● Work to do
Pictures aside, quote the whole listing exactly.

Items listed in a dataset
________________________

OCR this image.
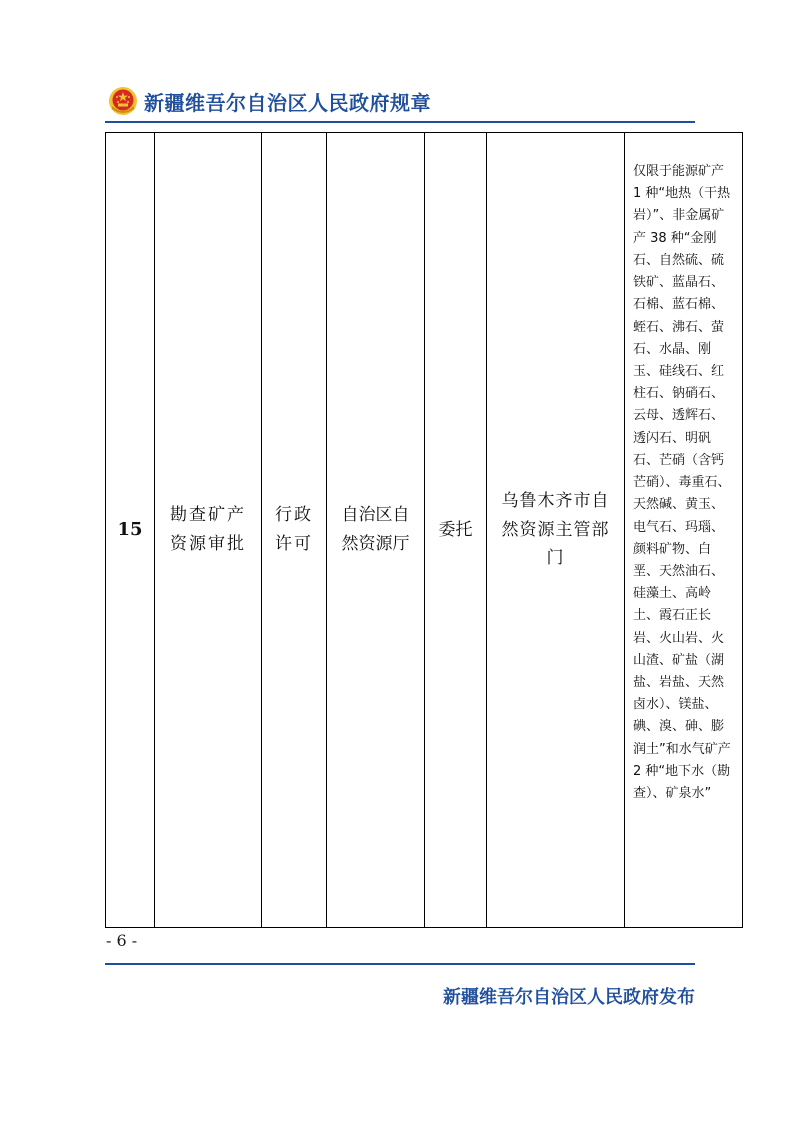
新疆维吾尔自治区人民政府规章
15	勘查矿产资源审批	行政许可	自治区自然资源厅	委托	乌鲁木齐市自然资源主管部门	仅限于能源矿产 1 种“地热（干热岩）”、非金属矿产 38 种“金刚石、自然硫、硫铁矿、蓝晶石、石棉、蓝石棉、蛭石、沸石、萤石、水晶、刚玉、硅线石、红柱石、钠硝石、云母、透辉石、透闪石、明矾石、芒硝（含钙芒硝）、毒重石、天然碱、黄玉、电气石、玛瑙、颜料矿物、白垩、天然油石、硅藻土、高岭土、霞石正长岩、火山岩、火山渣、矿盐（湖盐、岩盐、天然卤水）、镁盐、碘、溴、砷、膨润土”和水气矿产 2 种“地下水（勘查）、矿泉水”
- 6 -
新疆维吾尔自治区人民政府发布
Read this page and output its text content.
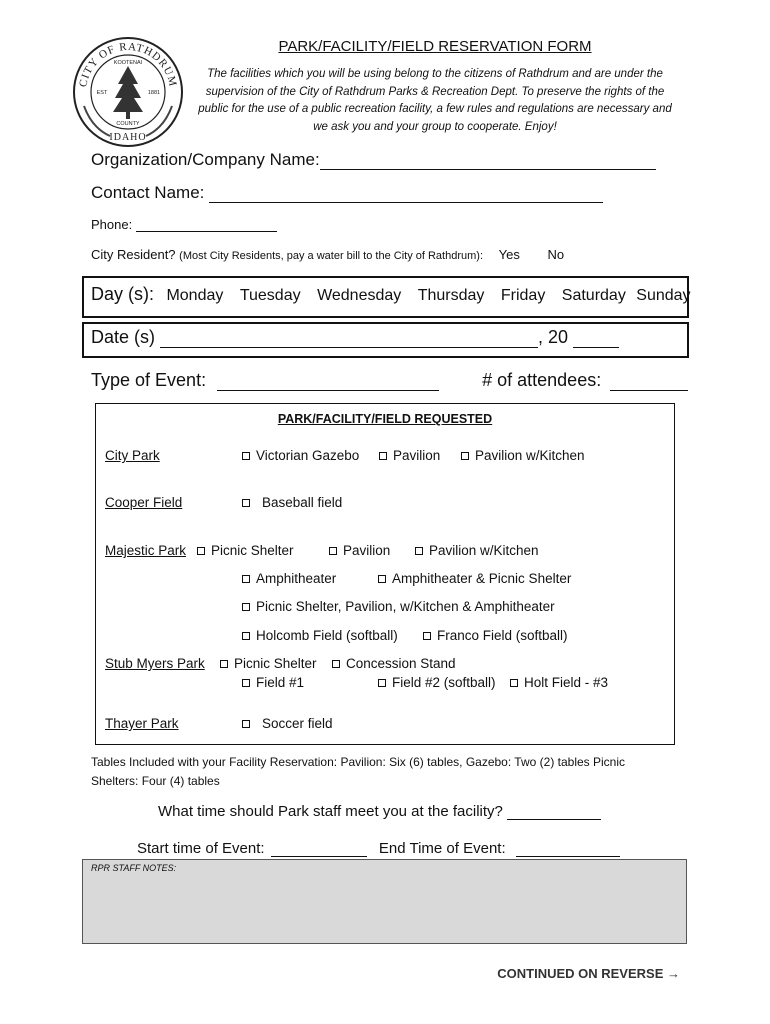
CITY OF RATHDRUM
KOOTENAI
EST	1881
COUNTY
IDAHO
PARK/FACILITY/FIELD RESERVATION FORM
The facilities which you will be using belong to the citizens of Rathdrum and are under the supervision of the City of Rathdrum Parks & Recreation Dept. To preserve the rights of the public for the use of a public recreation facility, a few rules and regulations are necessary and we ask you and your group to cooperate. Enjoy!
Organization/Company Name:
Contact Name:
Phone:
City Resident? (Most City Residents, pay a water bill to the City of Rathdrum): Yes No
Day (s): Monday Tuesday Wednesday Thursday Friday Saturday Sunday
Date (s)	, 20
Type of Event:	# of attendees:
PARK/FACILITY/FIELD REQUESTED
City Park	Victorian Gazebo	Pavilion	Pavilion w/Kitchen
Cooper Field	Baseball field
Majestic Park	Picnic Shelter	Pavilion	Pavilion w/Kitchen
Amphitheater	Amphitheater & Picnic Shelter
Picnic Shelter, Pavilion, w/Kitchen & Amphitheater
Holcomb Field (softball)	Franco Field (softball)
Stub Myers Park	Picnic Shelter	Concession Stand
Field #1	Field #2 (softball)	Holt Field - #3
Thayer Park	Soccer field
Tables Included with your Facility Reservation: Pavilion: Six (6) tables, Gazebo: Two (2) tables Picnic Shelters: Four (4) tables
What time should Park staff meet you at the facility?
Start time of Event:	End Time of Event:
RPR STAFF NOTES:
CONTINUED ON REVERSE →
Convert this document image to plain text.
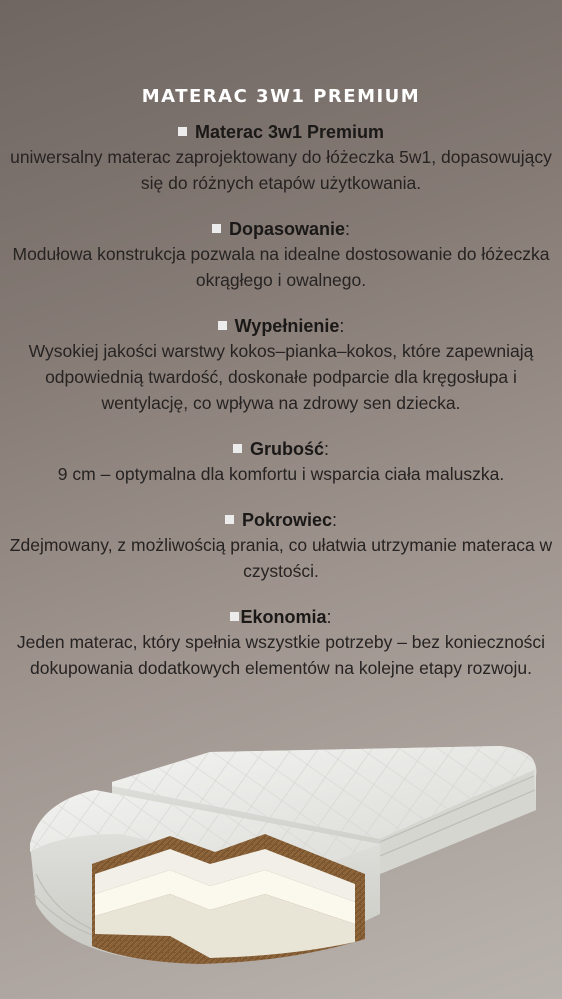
MATERAC 3W1 PREMIUM
Materac 3w1 Premium
uniwersalny materac zaprojektowany do łóżeczka 5w1, dopasowujący się do różnych etapów użytkowania.
Dopasowanie:
Modułowa konstrukcja pozwala na idealne dostosowanie do łóżeczka okrągłego i owalnego.
Wypełnienie:
Wysokiej jakości warstwy kokos–pianka–kokos, które zapewniają odpowiednią twardość, doskonałe podparcie dla kręgosłupa i wentylację, co wpływa na zdrowy sen dziecka.
Grubość:
9 cm – optymalna dla komfortu i wsparcia ciała maluszka.
Pokrowiec:
Zdejmowany, z możliwością prania, co ułatwia utrzymanie materaca w czystości.
Ekonomia:
Jeden materac, który spełnia wszystkie potrzeby – bez konieczności dokupowania dodatkowych elementów na kolejne etapy rozwoju.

________________________

● Written response
OCR this image.
新疆维吾尔自治区人民政府规章
15	勘查矿产资源审批	行政许可	自治区自然资源厅	委托	乌鲁木齐市自然资源主管部门	仅限于能源矿产 1 种“地热（干热岩）”、非金属矿产 38 种“金刚石、自然硫、硫铁矿、蓝晶石、石棉、蓝石棉、蛭石、沸石、萤石、水晶、刚玉、硅线石、红柱石、钠硝石、云母、透辉石、透闪石、明矾石、芒硝（含钙芒硝）、毒重石、天然碱、黄玉、电气石、玛瑙、颜料矿物、白垩、天然油石、硅藻土、高岭土、霞石正长岩、火山岩、火山渣、矿盐（湖盐、岩盐、天然卤水）、镁盐、碘、溴、砷、膨润土”和水气矿产 2 种“地下水（勘查）、矿泉水”
- 6 -
新疆维吾尔自治区人民政府发布
Read this page and output its text content.
CITY OF RATHDRUM
KOOTENAI
EST	1881
COUNTY
IDAHO
PARK/FACILITY/FIELD RESERVATION FORM
The facilities which you will be using belong to the citizens of Rathdrum and are under the supervision of the City of Rathdrum Parks & Recreation Dept. To preserve the rights of the public for the use of a public recreation facility, a few rules and regulations are necessary and we ask you and your group to cooperate. Enjoy!
Organization/Company Name:
Contact Name:
Phone:
City Resident? (Most City Residents, pay a water bill to the City of Rathdrum): Yes No
Day (s): Monday Tuesday Wednesday Thursday Friday Saturday Sunday
Date (s)	, 20
Type of Event:	# of attendees:
PARK/FACILITY/FIELD REQUESTED
City Park	Victorian Gazebo	Pavilion	Pavilion w/Kitchen
Cooper Field	Baseball field
Majestic Park	Picnic Shelter	Pavilion	Pavilion w/Kitchen
Amphitheater	Amphitheater & Picnic Shelter
Picnic Shelter, Pavilion, w/Kitchen & Amphitheater
Holcomb Field (softball)	Franco Field (softball)
Stub Myers Park	Picnic Shelter	Concession Stand
Field #1	Field #2 (softball)	Holt Field - #3
Thayer Park	Soccer field
Tables Included with your Facility Reservation: Pavilion: Six (6) tables, Gazebo: Two (2) tables Picnic Shelters: Four (4) tables
What time should Park staff meet you at the facility?
Start time of Event:	End Time of Event:
RPR STAFF NOTES:
CONTINUED ON REVERSE →
Convert this document image to plain text.
MATERAC 3W1 PREMIUM
Materac 3w1 Premium
uniwersalny materac zaprojektowany do łóżeczka 5w1, dopasowujący się do różnych etapów użytkowania.
Dopasowanie:
Modułowa konstrukcja pozwala na idealne dostosowanie do łóżeczka okrągłego i owalnego.
Wypełnienie:
Wysokiej jakości warstwy kokos–pianka–kokos, które zapewniają odpowiednią twardość, doskonałe podparcie dla kręgosłupa i wentylację, co wpływa na zdrowy sen dziecka.
Grubość:
9 cm – optymalna dla komfortu i wsparcia ciała maluszka.
Pokrowiec:
Zdejmowany, z możliwością prania, co ułatwia utrzymanie materaca w czystości.
Ekonomia:
Jeden materac, który spełnia wszystkie potrzeby – bez konieczności dokupowania dodatkowych elementów na kolejne etapy rozwoju.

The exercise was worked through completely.